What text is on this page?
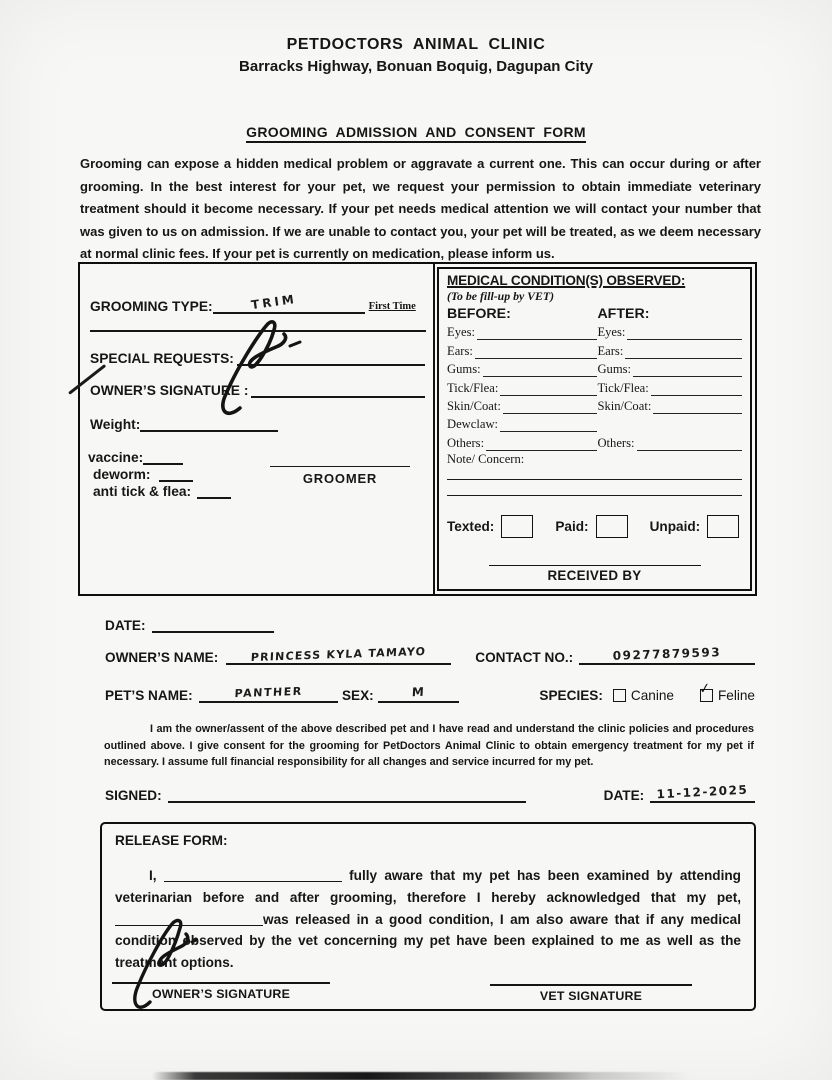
PETDOCTORS ANIMAL CLINIC
Barracks Highway, Bonuan Boquig, Dagupan City
GROOMING ADMISSION AND CONSENT FORM
Grooming can expose a hidden medical problem or aggravate a current one. This can occur during or after grooming. In the best interest for your pet, we request your permission to obtain immediate veterinary treatment should it become necessary. If your pet needs medical attention we will contact your number that was given to us on admission. If we are unable to contact you, your pet will be treated, as we deem necessary at normal clinic fees. If your pet is currently on medication, please inform us.
GROOMING TYPE:	TRIM	First Time
SPECIAL REQUESTS:
OWNER’S SIGNATURE :
Weight:
vaccine:
deworm:
anti tick & flea:
GROOMER
MEDICAL CONDITION(S) OBSERVED:
(To be fill-up by VET)
BEFORE:	AFTER:
Eyes:	Eyes:
Ears:	Ears:
Gums:	Gums:
Tick/Flea:	Tick/Flea:
Skin/Coat:	Skin/Coat:
Dewclaw:
Others:	Others:
Note/ Concern:
Texted:	Paid:	Unpaid:
RECEIVED BY
DATE:
OWNER’S NAME:	PRINCESS KYLA TAMAYO	CONTACT NO.:	09277879593
PET’S NAME:	PANTHER	SEX:	M	SPECIES: Canine ✓ Feline
I am the owner/assent of the above described pet and I have read and understand the clinic policies and procedures outlined above. I give consent for the grooming for PetDoctors Animal Clinic to obtain emergency treatment for my pet if necessary. I assume full financial responsibility for all changes and service incurred for my pet.
SIGNED:	DATE:	11-12-2025
RELEASE FORM:
I,	fully aware that my pet has been examined by attending veterinarian before and after grooming, therefore I hereby acknowledged that my pet, was released in a good condition, I am also aware that if any medical condition observed by the vet concerning my pet have been explained to me as well as the treatment options.
OWNER’S SIGNATURE	VET SIGNATURE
----------
= Task requirements =
Transcribe all entries above exactly. Drop the pictures.

= Completed task =
What text is on this page?
PETDOCTORS ANIMAL CLINIC
Barracks Highway, Bonuan Boquig, Dagupan City
GROOMING ADMISSION AND CONSENT FORM
Grooming can expose a hidden medical problem or aggravate a current one. This can occur during or after grooming. In the best interest for your pet, we request your permission to obtain immediate veterinary treatment should it become necessary. If your pet needs medical attention we will contact your number that was given to us on admission. If we are unable to contact you, your pet will be treated, as we deem necessary at normal clinic fees. If your pet is currently on medication, please inform us.
GROOMING TYPE:	TRIM	First Time
SPECIAL REQUESTS:
OWNER’S SIGNATURE :
Weight:
vaccine:
deworm:
anti tick & flea:
GROOMER
MEDICAL CONDITION(S) OBSERVED:
(To be fill-up by VET)
BEFORE:	AFTER:
Eyes:	Eyes:
Ears:	Ears:
Gums:	Gums:
Tick/Flea:	Tick/Flea:
Skin/Coat:	Skin/Coat:
Dewclaw:
Others:	Others:
Note/ Concern:
Texted:	Paid:	Unpaid:
RECEIVED BY
DATE:
OWNER’S NAME:	PRINCESS KYLA TAMAYO	CONTACT NO.:	09277879593
PET’S NAME:	PANTHER	SEX:	M	SPECIES: Canine ✓ Feline
I am the owner/assent of the above described pet and I have read and understand the clinic policies and procedures outlined above. I give consent for the grooming for PetDoctors Animal Clinic to obtain emergency treatment for my pet if necessary. I assume full financial responsibility for all changes and service incurred for my pet.
SIGNED:	DATE:	11-12-2025
RELEASE FORM:
I,	fully aware that my pet has been examined by attending veterinarian before and after grooming, therefore I hereby acknowledged that my pet, was released in a good condition, I am also aware that if any medical condition observed by the vet concerning my pet have been explained to me as well as the treatment options.
OWNER’S SIGNATURE	VET SIGNATURE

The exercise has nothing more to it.